- Data supplied -
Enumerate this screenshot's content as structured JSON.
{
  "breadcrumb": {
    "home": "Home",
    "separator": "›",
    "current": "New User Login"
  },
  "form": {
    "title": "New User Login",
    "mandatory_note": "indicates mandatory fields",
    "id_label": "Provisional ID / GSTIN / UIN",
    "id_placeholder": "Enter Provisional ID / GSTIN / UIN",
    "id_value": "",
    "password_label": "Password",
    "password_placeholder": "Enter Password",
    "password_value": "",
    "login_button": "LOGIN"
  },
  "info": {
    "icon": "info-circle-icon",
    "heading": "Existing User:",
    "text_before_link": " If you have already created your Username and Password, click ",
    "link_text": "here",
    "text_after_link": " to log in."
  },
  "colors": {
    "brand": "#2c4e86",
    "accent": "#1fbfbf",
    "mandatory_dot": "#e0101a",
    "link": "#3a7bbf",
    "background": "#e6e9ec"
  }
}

- Stated goal -
Take the entries above and copy them out exactly.

- Solved exercise -
Enumerate this screenshot's content as structured JSON.
{
  "breadcrumb": {
    "home": "Home",
    "separator": "›",
    "current": "New User Login"
  },
  "form": {
    "title": "New User Login",
    "mandatory_note": "indicates mandatory fields",
    "id_label": "Provisional ID / GSTIN / UIN",
    "id_placeholder": "Enter Provisional ID / GSTIN / UIN",
    "id_value": "",
    "password_label": "Password",
    "password_placeholder": "Enter Password",
    "password_value": "",
    "login_button": "LOGIN"
  },
  "info": {
    "icon": "info-circle-icon",
    "heading": "Existing User:",
    "text_before_link": " If you have already created your Username and Password, click ",
    "link_text": "here",
    "text_after_link": " to log in."
  },
  "colors": {
    "brand": "#2c4e86",
    "accent": "#1fbfbf",
    "mandatory_dot": "#e0101a",
    "link": "#3a7bbf",
    "background": "#e6e9ec"
  }
}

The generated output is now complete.